- _SUPPLIED DATA_:
## Begin
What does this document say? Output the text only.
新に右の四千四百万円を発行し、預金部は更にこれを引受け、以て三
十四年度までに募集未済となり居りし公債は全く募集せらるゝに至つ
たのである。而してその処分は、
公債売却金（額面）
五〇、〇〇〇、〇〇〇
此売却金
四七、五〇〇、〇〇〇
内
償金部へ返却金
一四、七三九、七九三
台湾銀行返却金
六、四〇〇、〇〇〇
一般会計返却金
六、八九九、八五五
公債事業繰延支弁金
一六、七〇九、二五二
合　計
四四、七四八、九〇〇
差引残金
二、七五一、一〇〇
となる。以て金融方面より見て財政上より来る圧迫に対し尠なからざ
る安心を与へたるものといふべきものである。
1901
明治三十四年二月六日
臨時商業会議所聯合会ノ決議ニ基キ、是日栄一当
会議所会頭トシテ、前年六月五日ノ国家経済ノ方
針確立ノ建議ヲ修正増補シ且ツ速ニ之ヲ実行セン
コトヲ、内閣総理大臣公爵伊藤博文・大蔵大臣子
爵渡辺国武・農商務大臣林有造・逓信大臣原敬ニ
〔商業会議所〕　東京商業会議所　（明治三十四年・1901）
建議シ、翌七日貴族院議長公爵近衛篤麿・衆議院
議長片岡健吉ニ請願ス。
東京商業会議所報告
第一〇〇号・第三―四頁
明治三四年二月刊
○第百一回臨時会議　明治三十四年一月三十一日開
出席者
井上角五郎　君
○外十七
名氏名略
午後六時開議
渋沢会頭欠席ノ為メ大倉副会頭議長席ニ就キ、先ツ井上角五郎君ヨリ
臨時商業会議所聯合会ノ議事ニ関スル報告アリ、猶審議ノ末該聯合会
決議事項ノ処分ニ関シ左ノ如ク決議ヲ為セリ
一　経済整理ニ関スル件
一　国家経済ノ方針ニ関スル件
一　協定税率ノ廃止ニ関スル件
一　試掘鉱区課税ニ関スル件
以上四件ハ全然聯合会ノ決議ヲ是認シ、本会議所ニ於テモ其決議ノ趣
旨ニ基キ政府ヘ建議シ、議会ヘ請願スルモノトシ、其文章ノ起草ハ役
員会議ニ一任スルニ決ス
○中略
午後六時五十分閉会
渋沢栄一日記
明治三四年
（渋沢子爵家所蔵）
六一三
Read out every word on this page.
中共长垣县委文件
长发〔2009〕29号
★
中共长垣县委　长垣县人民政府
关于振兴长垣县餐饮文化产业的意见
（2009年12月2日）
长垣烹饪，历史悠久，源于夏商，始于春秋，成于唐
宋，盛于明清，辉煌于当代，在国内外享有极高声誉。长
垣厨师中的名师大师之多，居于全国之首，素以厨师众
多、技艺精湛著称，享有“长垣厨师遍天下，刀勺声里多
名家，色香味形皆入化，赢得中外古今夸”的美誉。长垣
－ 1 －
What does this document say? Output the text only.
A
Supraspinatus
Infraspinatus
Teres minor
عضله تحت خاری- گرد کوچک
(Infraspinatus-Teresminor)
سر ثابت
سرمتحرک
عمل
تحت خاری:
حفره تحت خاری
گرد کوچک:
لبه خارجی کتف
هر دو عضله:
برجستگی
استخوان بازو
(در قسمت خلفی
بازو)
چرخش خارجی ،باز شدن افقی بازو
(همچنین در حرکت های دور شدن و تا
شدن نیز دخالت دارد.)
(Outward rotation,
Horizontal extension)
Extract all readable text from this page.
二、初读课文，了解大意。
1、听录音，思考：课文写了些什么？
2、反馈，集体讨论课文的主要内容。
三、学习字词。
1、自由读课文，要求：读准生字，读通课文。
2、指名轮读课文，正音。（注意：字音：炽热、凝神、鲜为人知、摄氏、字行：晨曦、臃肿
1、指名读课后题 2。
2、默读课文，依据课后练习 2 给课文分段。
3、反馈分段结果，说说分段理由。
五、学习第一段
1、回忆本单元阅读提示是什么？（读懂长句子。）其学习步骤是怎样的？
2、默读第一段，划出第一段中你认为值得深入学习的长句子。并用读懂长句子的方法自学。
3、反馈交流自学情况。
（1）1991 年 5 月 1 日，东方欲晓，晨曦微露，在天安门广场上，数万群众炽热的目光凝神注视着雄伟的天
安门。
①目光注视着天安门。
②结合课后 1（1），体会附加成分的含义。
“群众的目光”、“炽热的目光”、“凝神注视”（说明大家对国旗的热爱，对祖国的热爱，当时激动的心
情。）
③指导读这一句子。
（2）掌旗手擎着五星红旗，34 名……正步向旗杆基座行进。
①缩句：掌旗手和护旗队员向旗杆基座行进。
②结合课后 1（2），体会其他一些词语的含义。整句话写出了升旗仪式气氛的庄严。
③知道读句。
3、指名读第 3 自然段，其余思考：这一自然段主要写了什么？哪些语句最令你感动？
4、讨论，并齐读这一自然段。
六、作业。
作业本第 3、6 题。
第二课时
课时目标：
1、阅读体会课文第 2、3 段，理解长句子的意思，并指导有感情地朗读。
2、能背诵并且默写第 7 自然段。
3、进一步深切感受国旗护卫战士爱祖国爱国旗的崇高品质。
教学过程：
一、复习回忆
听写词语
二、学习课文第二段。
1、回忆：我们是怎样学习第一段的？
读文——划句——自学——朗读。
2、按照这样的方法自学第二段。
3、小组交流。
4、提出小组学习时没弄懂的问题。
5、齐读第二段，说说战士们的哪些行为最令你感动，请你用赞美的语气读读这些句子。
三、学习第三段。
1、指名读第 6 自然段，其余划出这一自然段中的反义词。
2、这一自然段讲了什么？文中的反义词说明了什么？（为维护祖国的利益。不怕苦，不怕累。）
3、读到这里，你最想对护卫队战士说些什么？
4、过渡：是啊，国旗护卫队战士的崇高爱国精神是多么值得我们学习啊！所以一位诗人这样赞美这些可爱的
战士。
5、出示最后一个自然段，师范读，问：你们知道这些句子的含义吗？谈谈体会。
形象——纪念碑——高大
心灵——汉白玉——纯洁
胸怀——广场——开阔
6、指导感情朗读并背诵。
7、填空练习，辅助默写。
## End
- _WHAT IS BEING ASKED_: Extract the complete data, matching each line exactly.

- _RIGHT ANSWER_:
What does this document say? Output the text only.
新に右の四千四百万円を発行し、預金部は更にこれを引受け、以て三
十四年度までに募集未済となり居りし公債は全く募集せらるゝに至つ
たのである。而してその処分は、
公債売却金（額面）
五〇、〇〇〇、〇〇〇
此売却金
四七、五〇〇、〇〇〇
内
償金部へ返却金
一四、七三九、七九三
台湾銀行返却金
六、四〇〇、〇〇〇
一般会計返却金
六、八九九、八五五
公債事業繰延支弁金
一六、七〇九、二五二
合　計
四四、七四八、九〇〇
差引残金
二、七五一、一〇〇
となる。以て金融方面より見て財政上より来る圧迫に対し尠なからざ
る安心を与へたるものといふべきものである。
1901
明治三十四年二月六日
臨時商業会議所聯合会ノ決議ニ基キ、是日栄一当
会議所会頭トシテ、前年六月五日ノ国家経済ノ方
針確立ノ建議ヲ修正増補シ且ツ速ニ之ヲ実行セン
コトヲ、内閣総理大臣公爵伊藤博文・大蔵大臣子
爵渡辺国武・農商務大臣林有造・逓信大臣原敬ニ
〔商業会議所〕　東京商業会議所　（明治三十四年・1901）
建議シ、翌七日貴族院議長公爵近衛篤麿・衆議院
議長片岡健吉ニ請願ス。
東京商業会議所報告
第一〇〇号・第三―四頁
明治三四年二月刊
○第百一回臨時会議　明治三十四年一月三十一日開
出席者
井上角五郎　君
○外十七
名氏名略
午後六時開議
渋沢会頭欠席ノ為メ大倉副会頭議長席ニ就キ、先ツ井上角五郎君ヨリ
臨時商業会議所聯合会ノ議事ニ関スル報告アリ、猶審議ノ末該聯合会
決議事項ノ処分ニ関シ左ノ如ク決議ヲ為セリ
一　経済整理ニ関スル件
一　国家経済ノ方針ニ関スル件
一　協定税率ノ廃止ニ関スル件
一　試掘鉱区課税ニ関スル件
以上四件ハ全然聯合会ノ決議ヲ是認シ、本会議所ニ於テモ其決議ノ趣
旨ニ基キ政府ヘ建議シ、議会ヘ請願スルモノトシ、其文章ノ起草ハ役
員会議ニ一任スルニ決ス
○中略
午後六時五十分閉会
渋沢栄一日記
明治三四年
（渋沢子爵家所蔵）
六一三
Read out every word on this page.
中共长垣县委文件
长发〔2009〕29号
★
中共长垣县委　长垣县人民政府
关于振兴长垣县餐饮文化产业的意见
（2009年12月2日）
长垣烹饪，历史悠久，源于夏商，始于春秋，成于唐
宋，盛于明清，辉煌于当代，在国内外享有极高声誉。长
垣厨师中的名师大师之多，居于全国之首，素以厨师众
多、技艺精湛著称，享有“长垣厨师遍天下，刀勺声里多
名家，色香味形皆入化，赢得中外古今夸”的美誉。长垣
－ 1 －
What does this document say? Output the text only.
A
Supraspinatus
Infraspinatus
Teres minor
عضله تحت خاری- گرد کوچک
(Infraspinatus-Teresminor)
سر ثابت
سرمتحرک
عمل
تحت خاری:
حفره تحت خاری
گرد کوچک:
لبه خارجی کتف
هر دو عضله:
برجستگی
استخوان بازو
(در قسمت خلفی
بازو)
چرخش خارجی ،باز شدن افقی بازو
(همچنین در حرکت های دور شدن و تا
شدن نیز دخالت دارد.)
(Outward rotation,
Horizontal extension)
Extract all readable text from this page.
二、初读课文，了解大意。
1、听录音，思考：课文写了些什么？
2、反馈，集体讨论课文的主要内容。
三、学习字词。
1、自由读课文，要求：读准生字，读通课文。
2、指名轮读课文，正音。（注意：字音：炽热、凝神、鲜为人知、摄氏、字行：晨曦、臃肿
1、指名读课后题 2。
2、默读课文，依据课后练习 2 给课文分段。
3、反馈分段结果，说说分段理由。
五、学习第一段
1、回忆本单元阅读提示是什么？（读懂长句子。）其学习步骤是怎样的？
2、默读第一段，划出第一段中你认为值得深入学习的长句子。并用读懂长句子的方法自学。
3、反馈交流自学情况。
（1）1991 年 5 月 1 日，东方欲晓，晨曦微露，在天安门广场上，数万群众炽热的目光凝神注视着雄伟的天
安门。
①目光注视着天安门。
②结合课后 1（1），体会附加成分的含义。
“群众的目光”、“炽热的目光”、“凝神注视”（说明大家对国旗的热爱，对祖国的热爱，当时激动的心
情。）
③指导读这一句子。
（2）掌旗手擎着五星红旗，34 名……正步向旗杆基座行进。
①缩句：掌旗手和护旗队员向旗杆基座行进。
②结合课后 1（2），体会其他一些词语的含义。整句话写出了升旗仪式气氛的庄严。
③知道读句。
3、指名读第 3 自然段，其余思考：这一自然段主要写了什么？哪些语句最令你感动？
4、讨论，并齐读这一自然段。
六、作业。
作业本第 3、6 题。
第二课时
课时目标：
1、阅读体会课文第 2、3 段，理解长句子的意思，并指导有感情地朗读。
2、能背诵并且默写第 7 自然段。
3、进一步深切感受国旗护卫战士爱祖国爱国旗的崇高品质。
教学过程：
一、复习回忆
听写词语
二、学习课文第二段。
1、回忆：我们是怎样学习第一段的？
读文——划句——自学——朗读。
2、按照这样的方法自学第二段。
3、小组交流。
4、提出小组学习时没弄懂的问题。
5、齐读第二段，说说战士们的哪些行为最令你感动，请你用赞美的语气读读这些句子。
三、学习第三段。
1、指名读第 6 自然段，其余划出这一自然段中的反义词。
2、这一自然段讲了什么？文中的反义词说明了什么？（为维护祖国的利益。不怕苦，不怕累。）
3、读到这里，你最想对护卫队战士说些什么？
4、过渡：是啊，国旗护卫队战士的崇高爱国精神是多么值得我们学习啊！所以一位诗人这样赞美这些可爱的
战士。
5、出示最后一个自然段，师范读，问：你们知道这些句子的含义吗？谈谈体会。
形象——纪念碑——高大
心灵——汉白玉——纯洁
胸怀——广场——开阔
6、指导感情朗读并背诵。
7、填空练习，辅助默写。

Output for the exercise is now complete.